● **Exercise objective**: Below is a listing to transcribe in full and exactly; keep the pictures out.
________________
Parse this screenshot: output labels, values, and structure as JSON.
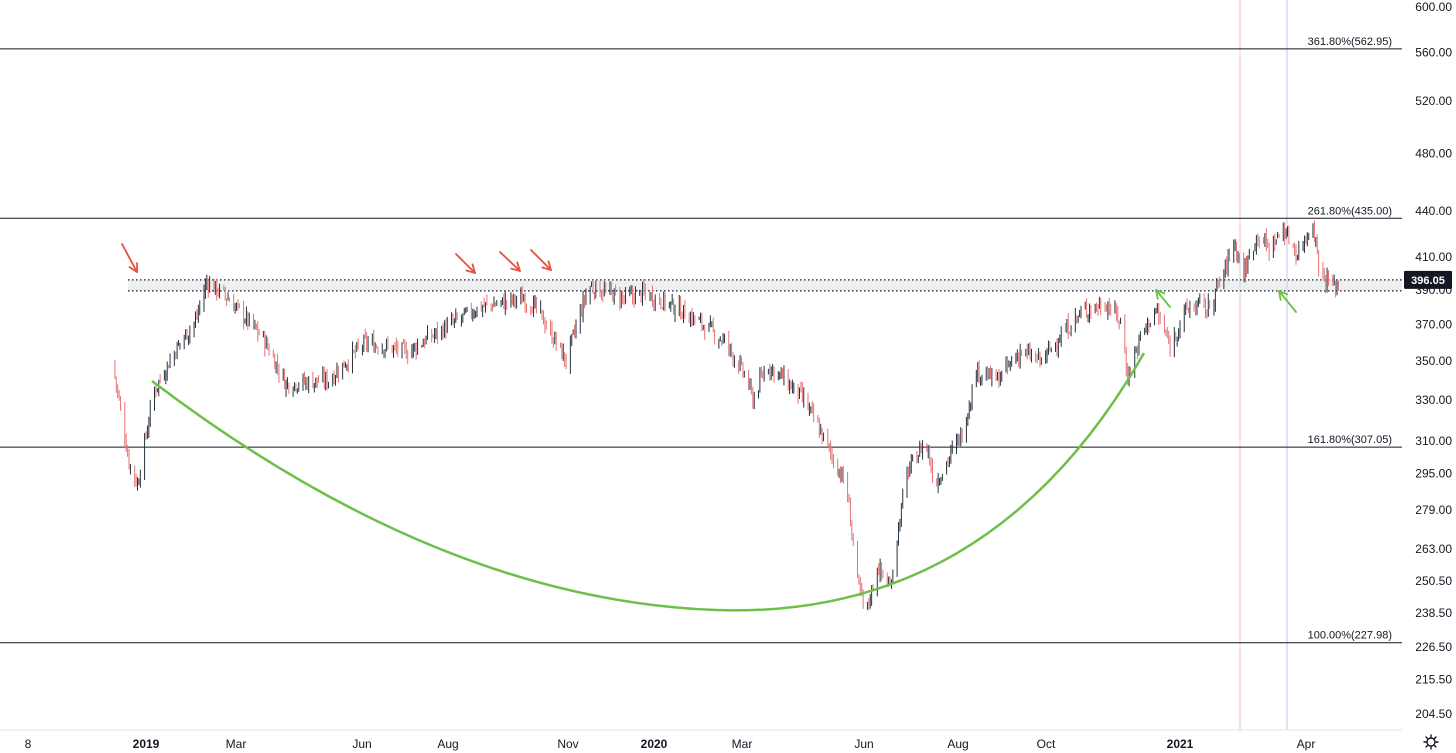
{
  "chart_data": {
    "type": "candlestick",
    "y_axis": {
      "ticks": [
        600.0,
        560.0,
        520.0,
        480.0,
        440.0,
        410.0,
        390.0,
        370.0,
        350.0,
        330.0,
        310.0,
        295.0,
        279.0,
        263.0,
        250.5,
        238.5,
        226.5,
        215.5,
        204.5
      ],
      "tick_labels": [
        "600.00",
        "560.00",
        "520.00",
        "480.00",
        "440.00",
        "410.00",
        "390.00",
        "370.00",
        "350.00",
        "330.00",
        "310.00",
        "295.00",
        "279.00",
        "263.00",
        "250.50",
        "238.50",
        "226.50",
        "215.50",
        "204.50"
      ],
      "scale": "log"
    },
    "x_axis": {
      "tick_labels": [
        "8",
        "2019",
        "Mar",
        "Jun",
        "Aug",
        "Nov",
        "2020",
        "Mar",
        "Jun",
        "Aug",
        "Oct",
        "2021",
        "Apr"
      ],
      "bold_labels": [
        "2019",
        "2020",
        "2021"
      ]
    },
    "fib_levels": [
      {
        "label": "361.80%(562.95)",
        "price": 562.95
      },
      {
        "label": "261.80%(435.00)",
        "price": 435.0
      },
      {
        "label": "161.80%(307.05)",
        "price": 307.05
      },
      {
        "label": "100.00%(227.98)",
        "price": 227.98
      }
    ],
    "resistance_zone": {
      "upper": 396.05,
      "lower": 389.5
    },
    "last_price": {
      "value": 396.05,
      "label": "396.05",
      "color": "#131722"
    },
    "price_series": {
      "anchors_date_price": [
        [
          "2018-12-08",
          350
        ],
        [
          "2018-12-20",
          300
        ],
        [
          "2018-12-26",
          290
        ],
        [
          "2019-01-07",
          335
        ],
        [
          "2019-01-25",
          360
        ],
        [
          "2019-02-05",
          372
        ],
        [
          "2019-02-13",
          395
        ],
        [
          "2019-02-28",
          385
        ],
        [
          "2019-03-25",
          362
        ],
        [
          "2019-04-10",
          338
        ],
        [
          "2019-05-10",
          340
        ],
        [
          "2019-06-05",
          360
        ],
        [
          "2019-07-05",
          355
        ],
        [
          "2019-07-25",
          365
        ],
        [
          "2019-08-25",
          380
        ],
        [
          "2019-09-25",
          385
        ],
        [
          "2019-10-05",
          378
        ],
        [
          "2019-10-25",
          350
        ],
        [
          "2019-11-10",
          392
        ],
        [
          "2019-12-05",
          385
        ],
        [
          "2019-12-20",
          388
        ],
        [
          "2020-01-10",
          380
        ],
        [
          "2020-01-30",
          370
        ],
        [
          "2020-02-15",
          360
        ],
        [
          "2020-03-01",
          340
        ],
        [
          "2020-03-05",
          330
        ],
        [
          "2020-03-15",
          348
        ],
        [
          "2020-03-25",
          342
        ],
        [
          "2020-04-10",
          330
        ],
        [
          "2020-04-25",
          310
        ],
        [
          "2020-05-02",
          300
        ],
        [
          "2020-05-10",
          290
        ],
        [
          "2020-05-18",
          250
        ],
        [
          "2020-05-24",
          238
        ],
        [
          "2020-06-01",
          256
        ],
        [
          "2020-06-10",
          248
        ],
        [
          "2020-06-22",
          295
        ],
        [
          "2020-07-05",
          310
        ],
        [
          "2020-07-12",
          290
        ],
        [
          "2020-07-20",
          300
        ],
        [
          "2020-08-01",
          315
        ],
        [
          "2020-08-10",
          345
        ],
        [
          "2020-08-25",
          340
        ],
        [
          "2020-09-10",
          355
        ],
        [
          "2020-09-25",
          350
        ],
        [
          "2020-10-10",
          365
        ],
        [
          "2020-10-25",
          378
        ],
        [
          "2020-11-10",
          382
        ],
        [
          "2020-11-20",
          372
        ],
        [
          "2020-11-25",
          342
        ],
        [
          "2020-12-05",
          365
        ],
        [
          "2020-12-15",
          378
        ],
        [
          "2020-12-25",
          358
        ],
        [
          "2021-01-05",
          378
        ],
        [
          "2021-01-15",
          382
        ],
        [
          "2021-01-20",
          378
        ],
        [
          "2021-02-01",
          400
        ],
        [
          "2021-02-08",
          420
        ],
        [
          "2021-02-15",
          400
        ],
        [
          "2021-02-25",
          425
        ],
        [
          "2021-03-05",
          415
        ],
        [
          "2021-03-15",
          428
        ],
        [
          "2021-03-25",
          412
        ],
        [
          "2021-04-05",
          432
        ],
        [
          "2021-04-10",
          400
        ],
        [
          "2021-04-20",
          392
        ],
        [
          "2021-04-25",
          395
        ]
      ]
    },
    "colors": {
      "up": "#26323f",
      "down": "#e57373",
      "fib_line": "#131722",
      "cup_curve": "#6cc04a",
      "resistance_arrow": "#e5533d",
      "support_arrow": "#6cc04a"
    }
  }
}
________________
● **Response to this exercise**:
Parse this screenshot: output labels, values, and structure as JSON.
{
  "chart_data": {
    "type": "candlestick",
    "y_axis": {
      "ticks": [
        600.0,
        560.0,
        520.0,
        480.0,
        440.0,
        410.0,
        390.0,
        370.0,
        350.0,
        330.0,
        310.0,
        295.0,
        279.0,
        263.0,
        250.5,
        238.5,
        226.5,
        215.5,
        204.5
      ],
      "tick_labels": [
        "600.00",
        "560.00",
        "520.00",
        "480.00",
        "440.00",
        "410.00",
        "390.00",
        "370.00",
        "350.00",
        "330.00",
        "310.00",
        "295.00",
        "279.00",
        "263.00",
        "250.50",
        "238.50",
        "226.50",
        "215.50",
        "204.50"
      ],
      "scale": "log"
    },
    "x_axis": {
      "tick_labels": [
        "8",
        "2019",
        "Mar",
        "Jun",
        "Aug",
        "Nov",
        "2020",
        "Mar",
        "Jun",
        "Aug",
        "Oct",
        "2021",
        "Apr"
      ],
      "bold_labels": [
        "2019",
        "2020",
        "2021"
      ]
    },
    "fib_levels": [
      {
        "label": "361.80%(562.95)",
        "price": 562.95
      },
      {
        "label": "261.80%(435.00)",
        "price": 435.0
      },
      {
        "label": "161.80%(307.05)",
        "price": 307.05
      },
      {
        "label": "100.00%(227.98)",
        "price": 227.98
      }
    ],
    "resistance_zone": {
      "upper": 396.05,
      "lower": 389.5
    },
    "last_price": {
      "value": 396.05,
      "label": "396.05",
      "color": "#131722"
    },
    "price_series": {
      "anchors_date_price": [
        [
          "2018-12-08",
          350
        ],
        [
          "2018-12-20",
          300
        ],
        [
          "2018-12-26",
          290
        ],
        [
          "2019-01-07",
          335
        ],
        [
          "2019-01-25",
          360
        ],
        [
          "2019-02-05",
          372
        ],
        [
          "2019-02-13",
          395
        ],
        [
          "2019-02-28",
          385
        ],
        [
          "2019-03-25",
          362
        ],
        [
          "2019-04-10",
          338
        ],
        [
          "2019-05-10",
          340
        ],
        [
          "2019-06-05",
          360
        ],
        [
          "2019-07-05",
          355
        ],
        [
          "2019-07-25",
          365
        ],
        [
          "2019-08-25",
          380
        ],
        [
          "2019-09-25",
          385
        ],
        [
          "2019-10-05",
          378
        ],
        [
          "2019-10-25",
          350
        ],
        [
          "2019-11-10",
          392
        ],
        [
          "2019-12-05",
          385
        ],
        [
          "2019-12-20",
          388
        ],
        [
          "2020-01-10",
          380
        ],
        [
          "2020-01-30",
          370
        ],
        [
          "2020-02-15",
          360
        ],
        [
          "2020-03-01",
          340
        ],
        [
          "2020-03-05",
          330
        ],
        [
          "2020-03-15",
          348
        ],
        [
          "2020-03-25",
          342
        ],
        [
          "2020-04-10",
          330
        ],
        [
          "2020-04-25",
          310
        ],
        [
          "2020-05-02",
          300
        ],
        [
          "2020-05-10",
          290
        ],
        [
          "2020-05-18",
          250
        ],
        [
          "2020-05-24",
          238
        ],
        [
          "2020-06-01",
          256
        ],
        [
          "2020-06-10",
          248
        ],
        [
          "2020-06-22",
          295
        ],
        [
          "2020-07-05",
          310
        ],
        [
          "2020-07-12",
          290
        ],
        [
          "2020-07-20",
          300
        ],
        [
          "2020-08-01",
          315
        ],
        [
          "2020-08-10",
          345
        ],
        [
          "2020-08-25",
          340
        ],
        [
          "2020-09-10",
          355
        ],
        [
          "2020-09-25",
          350
        ],
        [
          "2020-10-10",
          365
        ],
        [
          "2020-10-25",
          378
        ],
        [
          "2020-11-10",
          382
        ],
        [
          "2020-11-20",
          372
        ],
        [
          "2020-11-25",
          342
        ],
        [
          "2020-12-05",
          365
        ],
        [
          "2020-12-15",
          378
        ],
        [
          "2020-12-25",
          358
        ],
        [
          "2021-01-05",
          378
        ],
        [
          "2021-01-15",
          382
        ],
        [
          "2021-01-20",
          378
        ],
        [
          "2021-02-01",
          400
        ],
        [
          "2021-02-08",
          420
        ],
        [
          "2021-02-15",
          400
        ],
        [
          "2021-02-25",
          425
        ],
        [
          "2021-03-05",
          415
        ],
        [
          "2021-03-15",
          428
        ],
        [
          "2021-03-25",
          412
        ],
        [
          "2021-04-05",
          432
        ],
        [
          "2021-04-10",
          400
        ],
        [
          "2021-04-20",
          392
        ],
        [
          "2021-04-25",
          395
        ]
      ]
    },
    "colors": {
      "up": "#26323f",
      "down": "#e57373",
      "fib_line": "#131722",
      "cup_curve": "#6cc04a",
      "resistance_arrow": "#e5533d",
      "support_arrow": "#6cc04a"
    }
  }
}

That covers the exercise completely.